* **What you will do**
In the data below, find each line carrying the string "marker" and copy it out.

* **Input data**
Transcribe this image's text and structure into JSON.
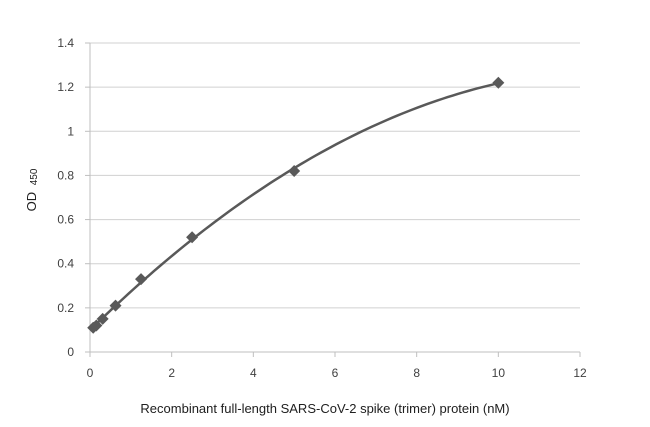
{
  "chart_data": {
    "type": "scatter",
    "title": "",
    "xlabel": "Recombinant full-length SARS-CoV-2 spike (trimer) protein (nM)",
    "ylabel": "OD",
    "ylabel_subscript": "450",
    "xlim": [
      0,
      12
    ],
    "ylim": [
      0,
      1.4
    ],
    "xticks": [
      "0",
      "2",
      "4",
      "6",
      "8",
      "10",
      "12"
    ],
    "yticks": [
      "0",
      "0.2",
      "0.4",
      "0.6",
      "0.8",
      "1",
      "1.2",
      "1.4"
    ],
    "grid": true,
    "trendline": "polynomial",
    "series": [
      {
        "marker": "diamond",
        "color": "#595959",
        "x": [
          0.078,
          0.156,
          0.31,
          0.625,
          1.25,
          2.5,
          5.0,
          10.0
        ],
        "y": [
          0.11,
          0.12,
          0.15,
          0.21,
          0.33,
          0.52,
          0.82,
          1.22
        ]
      }
    ]
  }
}
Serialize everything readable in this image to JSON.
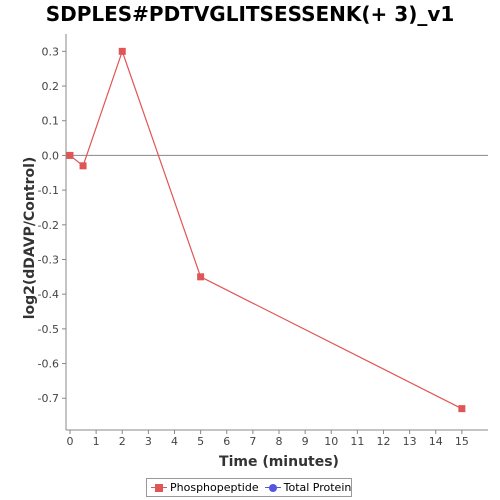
{
  "chart_data": {
    "type": "line",
    "title": "SDPLES#PDTVGLITSESSENK(+ 3)_v1",
    "xlabel": "Time (minutes)",
    "ylabel": "log2(dDAVP/Control)",
    "xlim": [
      0,
      16
    ],
    "ylim": [
      -0.78,
      0.35
    ],
    "x_ticks": [
      0,
      1,
      2,
      3,
      4,
      5,
      6,
      7,
      8,
      9,
      10,
      11,
      12,
      13,
      14,
      15
    ],
    "y_ticks": [
      -0.7,
      -0.6,
      -0.5,
      -0.4,
      -0.3,
      -0.2,
      -0.1,
      0.0,
      0.1,
      0.2,
      0.3
    ],
    "y_tick_labels": [
      "-0.7",
      "-0.6",
      "-0.5",
      "-0.4",
      "-0.3",
      "-0.2",
      "-0.1",
      "0.0",
      "0.1",
      "0.2",
      "0.3"
    ],
    "reference_line_y": 0,
    "grid": false,
    "legend_position": "bottom-center",
    "series": [
      {
        "name": "Phosphopeptide",
        "color": "#e05555",
        "marker": "square",
        "x": [
          0,
          0.5,
          2,
          5,
          15
        ],
        "y": [
          0.0,
          -0.03,
          0.3,
          -0.35,
          -0.73
        ]
      },
      {
        "name": "Total Protein",
        "color": "#5555e0",
        "marker": "circle",
        "x": [],
        "y": []
      }
    ]
  }
}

* **Answer below**
        "marker": "diamond",
        "marker": "square",
        "marker": "circle",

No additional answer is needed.